Objective
Copy the data exactly; pictures stay out of the copy.

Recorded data
"""
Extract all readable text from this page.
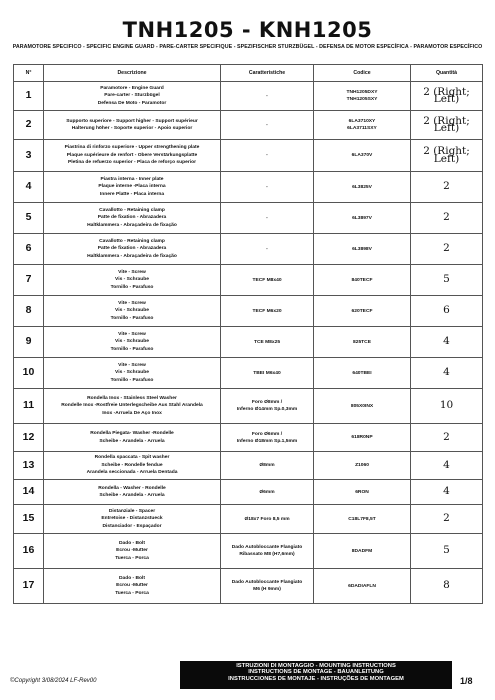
TNH1205 - KNH1205
PARAMOTORE SPECIFICO - SPECIFIC ENGINE GUARD - PARE-CARTER SPECIFIQUE - SPEZIFISCHER STURZBÜGEL - DEFENSA DE MOTOR ESPECÍFICA - PARAMOTOR ESPECÍFICO
N°	Descrizione	Caratteristiche	Codice	Quantità
1	Paramotore - Engine Guard
Pare-carter - Sturzbügel
Defensa De Moto - Paramotor	-	TNH1205DXY
TNH1205SXY	2 (Right; Left)
2	Supporto superiore - Support higher - Support supérieur
Halterung höher - Soporte superior - Apoio superior	-	6LA3710XY
6LA3711SXY	2 (Right; Left)
3	Piastrina di rinforzo superiore - Upper strengthening plate
Plaque supérieure de renfort - Obere Verstärkungsplatte
Pletina de refuerzo superior - Placa de reforço superior	-	6LA370V	2 (Right; Left)
4	Piastra interna - Inner plate
Plaque interne -Placa interna
Innere Platte - Placa interna	-	6L3825V	2
5	Cavallotto - Retaining clamp
Patte de fixation - Abrazadera
Haltklammera - Abraçadeira de fixação	-	6L3897V	2
6	Cavallotto - Retaining clamp
Patte de fixation - Abrazadera
Haltklammera - Abraçadeira de fixação	-	6L3898V	2
7	Vite - Screw
Vis - Schraube
Tornillo - Parafuso	TECF M8x40	840TECF	5
8	Vite - Screw
Vis - Schraube
Tornillo - Parafuso	TECF M6x20	620TECF	6
9	Vite - Screw
Vis - Schraube
Tornillo - Parafuso	TCE M8x25	825TCE	4
10	Vite - Screw
Vis - Schraube
Tornillo - Parafuso	TBEI M6x40	640TBEI	4
11	Rondella Inox - Stainless Steel Washer
Rondelle Inox -Rostfreie Unterlegscheibe Aus Stahl Arandela
Inox -Arruela De Aço Inox	Foro Ø8mm /
Inferno Ø14mm Sp.0,3mm	805X0INX	10
12	Rondella Piegata- Washer -Rondelle
Scheibe - Arandela - Arruela	Foro Ø6mm /
Inferno Ø18mm Sp.1,5mm	618R0NP	2
13	Rondella spaccata - Spit washer
Scheibe - Rondelle fendue
Arandela seccionada - Arruela Dentada	Ø8mm	Z1060	4
14	Rondella - Washer - Rondelle
Scheibe - Arandela - Arruela	Ø6mm	6RON	4
15	Distanziale - Spacer
Entretoise - Distanzstueck
Distanciador - Espaçador	Ø18x7 Foro 8,5 mm	C18L7F8,5T	2
16	Dado - Bolt
Ecrou -Mutter
Tuerca - Porca	Dado Autobloccante Flangiato
Ribassato M8 (H7,6mm)	8DADFM	5
17	Dado - Bolt
Ecrou -Mutter
Tuerca - Porca	Dado Autobloccante Flangiato
M6 (H 9mm)	6DADIAFLN	8
©Copyright 3/08/2024 LF-Rev00
ISTRUZIONI DI MONTAGGIO - MOUNTING INSTRUCTIONS
INSTRUCTIONS DE MONTAGE - BAUANLEITUNG
INSTRUCCIONES DE MONTAJE - INSTRUÇÕES DE MONTAGEM	1/8
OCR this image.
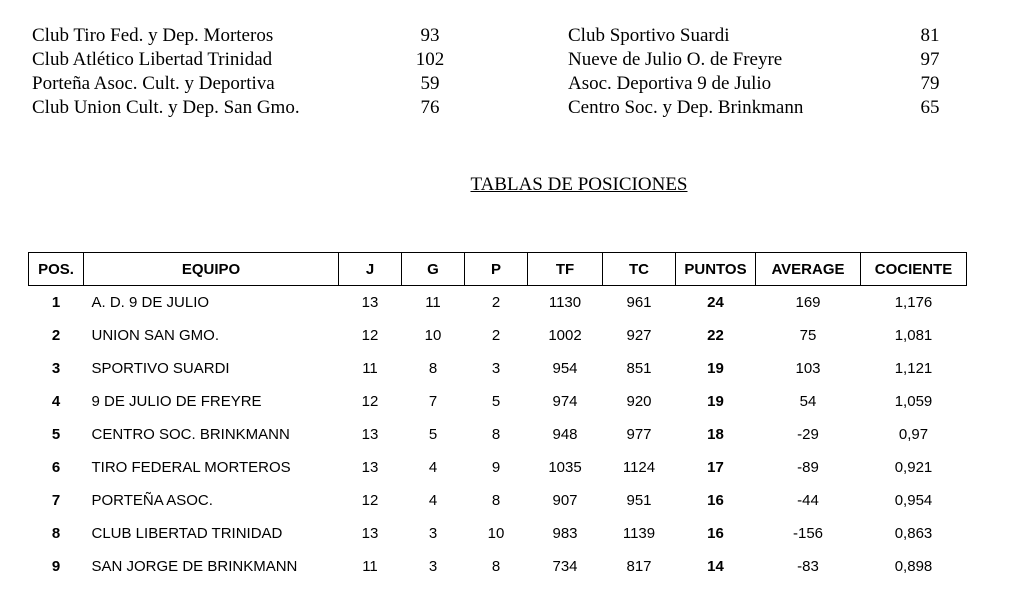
Club Tiro Fed. y Dep. Morteros	93	Club Sportivo Suardi	81
Club Atlético Libertad Trinidad	102	Nueve de Julio O. de Freyre	97
Porteña Asoc. Cult. y Deportiva	59	Asoc. Deportiva 9 de Julio	79
Club Union Cult. y Dep. San Gmo.	76	Centro Soc. y Dep. Brinkmann	65
TABLAS DE POSICIONES
POS.	EQUIPO	J	G	P	TF	TC	PUNTOS	AVERAGE	COCIENTE
1	A. D. 9 DE JULIO	13	11	2	1130	961	24	169	1,176
2	UNION SAN GMO.	12	10	2	1002	927	22	75	1,081
3	SPORTIVO SUARDI	11	8	3	954	851	19	103	1,121
4	9 DE JULIO DE FREYRE	12	7	5	974	920	19	54	1,059
5	CENTRO SOC. BRINKMANN	13	5	8	948	977	18	-29	0,97
6	TIRO FEDERAL MORTEROS	13	4	9	1035	1124	17	-89	0,921
7	PORTEÑA ASOC.	12	4	8	907	951	16	-44	0,954
8	CLUB LIBERTAD TRINIDAD	13	3	10	983	1139	16	-156	0,863
9	SAN JORGE DE BRINKMANN	11	3	8	734	817	14	-83	0,898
"""
Task answer
Extract all readable text from this page.
TNH1205 - KNH1205
PARAMOTORE SPECIFICO - SPECIFIC ENGINE GUARD - PARE-CARTER SPECIFIQUE - SPEZIFISCHER STURZBÜGEL - DEFENSA DE MOTOR ESPECÍFICA - PARAMOTOR ESPECÍFICO
N°	Descrizione	Caratteristiche	Codice	Quantità
1	Paramotore - Engine Guard
Pare-carter - Sturzbügel
Defensa De Moto - Paramotor	-	TNH1205DXY
TNH1205SXY	2 (Right; Left)
2	Supporto superiore - Support higher - Support supérieur
Halterung höher - Soporte superior - Apoio superior	-	6LA3710XY
6LA3711SXY	2 (Right; Left)
3	Piastrina di rinforzo superiore - Upper strengthening plate
Plaque supérieure de renfort - Obere Verstärkungsplatte
Pletina de refuerzo superior - Placa de reforço superior	-	6LA370V	2 (Right; Left)
4	Piastra interna - Inner plate
Plaque interne -Placa interna
Innere Platte - Placa interna	-	6L3825V	2
5	Cavallotto - Retaining clamp
Patte de fixation - Abrazadera
Haltklammera - Abraçadeira de fixação	-	6L3897V	2
6	Cavallotto - Retaining clamp
Patte de fixation - Abrazadera
Haltklammera - Abraçadeira de fixação	-	6L3898V	2
7	Vite - Screw
Vis - Schraube
Tornillo - Parafuso	TECF M8x40	840TECF	5
8	Vite - Screw
Vis - Schraube
Tornillo - Parafuso	TECF M6x20	620TECF	6
9	Vite - Screw
Vis - Schraube
Tornillo - Parafuso	TCE M8x25	825TCE	4
10	Vite - Screw
Vis - Schraube
Tornillo - Parafuso	TBEI M6x40	640TBEI	4
11	Rondella Inox - Stainless Steel Washer
Rondelle Inox -Rostfreie Unterlegscheibe Aus Stahl Arandela
Inox -Arruela De Aço Inox	Foro Ø8mm /
Inferno Ø14mm Sp.0,3mm	805X0INX	10
12	Rondella Piegata- Washer -Rondelle
Scheibe - Arandela - Arruela	Foro Ø6mm /
Inferno Ø18mm Sp.1,5mm	618R0NP	2
13	Rondella spaccata - Spit washer
Scheibe - Rondelle fendue
Arandela seccionada - Arruela Dentada	Ø8mm	Z1060	4
14	Rondella - Washer - Rondelle
Scheibe - Arandela - Arruela	Ø6mm	6RON	4
15	Distanziale - Spacer
Entretoise - Distanzstueck
Distanciador - Espaçador	Ø18x7 Foro 8,5 mm	C18L7F8,5T	2
16	Dado - Bolt
Ecrou -Mutter
Tuerca - Porca	Dado Autobloccante Flangiato
Ribassato M8 (H7,6mm)	8DADFM	5
17	Dado - Bolt
Ecrou -Mutter
Tuerca - Porca	Dado Autobloccante Flangiato
M6 (H 9mm)	6DADIAFLN	8
©Copyright 3/08/2024 LF-Rev00
ISTRUZIONI DI MONTAGGIO - MOUNTING INSTRUCTIONS
INSTRUCTIONS DE MONTAGE - BAUANLEITUNG
INSTRUCCIONES DE MONTAJE - INSTRUÇÕES DE MONTAGEM	1/8
OCR this image.
Club Tiro Fed. y Dep. Morteros	93	Club Sportivo Suardi	81
Club Atlético Libertad Trinidad	102	Nueve de Julio O. de Freyre	97
Porteña Asoc. Cult. y Deportiva	59	Asoc. Deportiva 9 de Julio	79
Club Union Cult. y Dep. San Gmo.	76	Centro Soc. y Dep. Brinkmann	65
TABLAS DE POSICIONES
POS.	EQUIPO	J	G	P	TF	TC	PUNTOS	AVERAGE	COCIENTE
1	A. D. 9 DE JULIO	13	11	2	1130	961	24	169	1,176
2	UNION SAN GMO.	12	10	2	1002	927	22	75	1,081
3	SPORTIVO SUARDI	11	8	3	954	851	19	103	1,121
4	9 DE JULIO DE FREYRE	12	7	5	974	920	19	54	1,059
5	CENTRO SOC. BRINKMANN	13	5	8	948	977	18	-29	0,97
6	TIRO FEDERAL MORTEROS	13	4	9	1035	1124	17	-89	0,921
7	PORTEÑA ASOC.	12	4	8	907	951	16	-44	0,954
8	CLUB LIBERTAD TRINIDAD	13	3	10	983	1139	16	-156	0,863
9	SAN JORGE DE BRINKMANN	11	3	8	734	817	14	-83	0,898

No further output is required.